### [Problem to solve]
For this exercise, copy out each line of the material below that includes "cannot".

::::

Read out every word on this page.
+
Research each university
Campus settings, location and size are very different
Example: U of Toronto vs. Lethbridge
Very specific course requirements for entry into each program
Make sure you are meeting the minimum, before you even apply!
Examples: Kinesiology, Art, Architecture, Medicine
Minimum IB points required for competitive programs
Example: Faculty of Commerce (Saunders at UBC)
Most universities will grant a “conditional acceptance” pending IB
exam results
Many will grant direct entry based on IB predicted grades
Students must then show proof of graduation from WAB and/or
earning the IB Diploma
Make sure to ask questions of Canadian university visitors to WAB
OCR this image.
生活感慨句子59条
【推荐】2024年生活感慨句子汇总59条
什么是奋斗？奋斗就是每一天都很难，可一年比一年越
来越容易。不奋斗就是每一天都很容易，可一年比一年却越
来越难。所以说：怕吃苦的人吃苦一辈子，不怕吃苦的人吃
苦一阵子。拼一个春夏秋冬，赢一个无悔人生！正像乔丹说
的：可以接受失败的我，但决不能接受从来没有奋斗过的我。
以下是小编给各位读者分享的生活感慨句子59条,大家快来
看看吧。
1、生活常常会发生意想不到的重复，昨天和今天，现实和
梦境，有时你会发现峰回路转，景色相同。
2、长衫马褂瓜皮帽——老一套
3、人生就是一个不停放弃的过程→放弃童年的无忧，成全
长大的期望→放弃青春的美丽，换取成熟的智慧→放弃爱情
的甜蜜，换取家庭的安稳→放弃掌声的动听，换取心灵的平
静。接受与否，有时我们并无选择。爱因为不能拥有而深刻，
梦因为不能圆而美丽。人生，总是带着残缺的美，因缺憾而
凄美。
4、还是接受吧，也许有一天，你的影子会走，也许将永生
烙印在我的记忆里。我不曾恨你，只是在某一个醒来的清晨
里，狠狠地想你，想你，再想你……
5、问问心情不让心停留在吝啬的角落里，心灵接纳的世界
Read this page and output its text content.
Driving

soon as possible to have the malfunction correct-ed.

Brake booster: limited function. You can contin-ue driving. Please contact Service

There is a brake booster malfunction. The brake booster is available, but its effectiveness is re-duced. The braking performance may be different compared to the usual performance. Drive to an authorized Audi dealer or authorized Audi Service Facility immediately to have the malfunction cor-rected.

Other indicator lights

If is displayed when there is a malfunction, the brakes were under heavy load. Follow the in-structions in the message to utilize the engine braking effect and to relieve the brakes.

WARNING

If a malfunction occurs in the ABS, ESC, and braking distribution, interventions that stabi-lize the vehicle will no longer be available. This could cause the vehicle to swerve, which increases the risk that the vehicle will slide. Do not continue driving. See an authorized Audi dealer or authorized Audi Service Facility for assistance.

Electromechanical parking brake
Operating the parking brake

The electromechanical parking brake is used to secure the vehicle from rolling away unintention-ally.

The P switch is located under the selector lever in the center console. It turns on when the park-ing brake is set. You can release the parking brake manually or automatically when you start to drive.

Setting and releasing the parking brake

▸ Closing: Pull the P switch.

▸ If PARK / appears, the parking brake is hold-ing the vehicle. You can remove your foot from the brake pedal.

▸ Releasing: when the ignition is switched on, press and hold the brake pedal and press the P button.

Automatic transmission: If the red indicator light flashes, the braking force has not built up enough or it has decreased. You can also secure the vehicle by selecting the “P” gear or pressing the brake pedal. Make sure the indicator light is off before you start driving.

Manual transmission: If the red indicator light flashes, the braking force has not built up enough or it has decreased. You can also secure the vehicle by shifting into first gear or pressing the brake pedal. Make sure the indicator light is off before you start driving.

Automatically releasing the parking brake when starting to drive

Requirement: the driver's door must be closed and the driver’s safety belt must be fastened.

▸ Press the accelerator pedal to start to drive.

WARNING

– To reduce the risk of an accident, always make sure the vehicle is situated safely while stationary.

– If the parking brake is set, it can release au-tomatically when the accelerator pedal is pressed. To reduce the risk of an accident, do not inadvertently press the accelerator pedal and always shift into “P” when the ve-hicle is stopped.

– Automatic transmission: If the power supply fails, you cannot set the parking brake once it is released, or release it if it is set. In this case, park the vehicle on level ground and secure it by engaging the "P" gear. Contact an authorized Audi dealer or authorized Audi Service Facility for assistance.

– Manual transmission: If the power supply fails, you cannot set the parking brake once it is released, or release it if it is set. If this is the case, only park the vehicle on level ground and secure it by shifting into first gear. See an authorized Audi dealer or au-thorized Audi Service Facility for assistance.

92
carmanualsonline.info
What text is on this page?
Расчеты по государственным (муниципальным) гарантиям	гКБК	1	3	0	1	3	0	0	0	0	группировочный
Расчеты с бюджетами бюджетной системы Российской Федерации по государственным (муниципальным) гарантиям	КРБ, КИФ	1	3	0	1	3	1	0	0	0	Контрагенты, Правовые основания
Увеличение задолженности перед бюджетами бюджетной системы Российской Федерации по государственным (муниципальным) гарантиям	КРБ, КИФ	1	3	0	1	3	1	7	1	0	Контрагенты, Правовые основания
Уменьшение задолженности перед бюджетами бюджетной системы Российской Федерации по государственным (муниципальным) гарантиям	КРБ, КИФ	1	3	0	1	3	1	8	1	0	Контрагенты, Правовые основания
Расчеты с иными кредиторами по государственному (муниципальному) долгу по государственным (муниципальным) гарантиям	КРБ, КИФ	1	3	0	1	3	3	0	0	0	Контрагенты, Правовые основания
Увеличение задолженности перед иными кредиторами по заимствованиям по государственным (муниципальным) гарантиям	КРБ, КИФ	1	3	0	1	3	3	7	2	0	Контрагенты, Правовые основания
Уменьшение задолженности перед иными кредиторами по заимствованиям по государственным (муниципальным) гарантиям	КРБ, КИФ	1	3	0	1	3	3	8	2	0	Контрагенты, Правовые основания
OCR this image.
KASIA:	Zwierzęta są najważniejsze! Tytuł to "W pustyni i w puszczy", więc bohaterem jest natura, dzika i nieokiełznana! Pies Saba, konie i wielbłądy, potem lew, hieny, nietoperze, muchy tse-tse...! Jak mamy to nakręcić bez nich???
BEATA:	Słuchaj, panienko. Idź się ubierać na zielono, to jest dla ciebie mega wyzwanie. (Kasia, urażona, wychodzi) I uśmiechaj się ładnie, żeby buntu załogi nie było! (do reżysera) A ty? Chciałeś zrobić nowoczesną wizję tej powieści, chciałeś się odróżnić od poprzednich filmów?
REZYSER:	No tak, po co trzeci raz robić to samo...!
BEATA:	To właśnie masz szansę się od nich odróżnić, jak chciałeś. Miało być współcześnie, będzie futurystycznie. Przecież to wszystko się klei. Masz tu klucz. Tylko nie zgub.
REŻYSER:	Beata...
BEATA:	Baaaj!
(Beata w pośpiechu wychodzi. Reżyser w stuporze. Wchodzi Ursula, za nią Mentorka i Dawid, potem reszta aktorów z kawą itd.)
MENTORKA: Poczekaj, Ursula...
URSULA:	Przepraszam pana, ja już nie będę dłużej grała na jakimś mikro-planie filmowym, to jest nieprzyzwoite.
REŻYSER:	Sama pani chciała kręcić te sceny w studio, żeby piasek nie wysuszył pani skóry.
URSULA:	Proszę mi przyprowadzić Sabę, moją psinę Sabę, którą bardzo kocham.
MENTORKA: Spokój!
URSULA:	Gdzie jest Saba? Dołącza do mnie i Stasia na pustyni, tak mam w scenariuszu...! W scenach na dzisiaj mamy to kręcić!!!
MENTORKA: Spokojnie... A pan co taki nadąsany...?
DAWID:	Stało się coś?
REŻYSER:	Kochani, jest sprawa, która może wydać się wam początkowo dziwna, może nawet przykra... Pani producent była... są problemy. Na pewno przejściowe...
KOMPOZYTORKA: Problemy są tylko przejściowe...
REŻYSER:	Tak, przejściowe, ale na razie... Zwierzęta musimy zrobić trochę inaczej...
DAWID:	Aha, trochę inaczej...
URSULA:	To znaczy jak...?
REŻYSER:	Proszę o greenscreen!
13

::::

### [Solved problem]
– Automatic transmission: If the power supply fails, you cannot set the parking brake once it is released, or release it if it is set. In this case, park the vehicle on level ground and secure it by engaging the "P" gear. Contact an authorized Audi dealer or authorized Audi Service Facility for assistance.
– Manual transmission: If the power supply fails, you cannot set the parking brake once it is released, or release it if it is set. If this is the case, only park the vehicle on level ground and secure it by shifting into first gear. See an authorized Audi dealer or au-thorized Audi Service Facility for assistance.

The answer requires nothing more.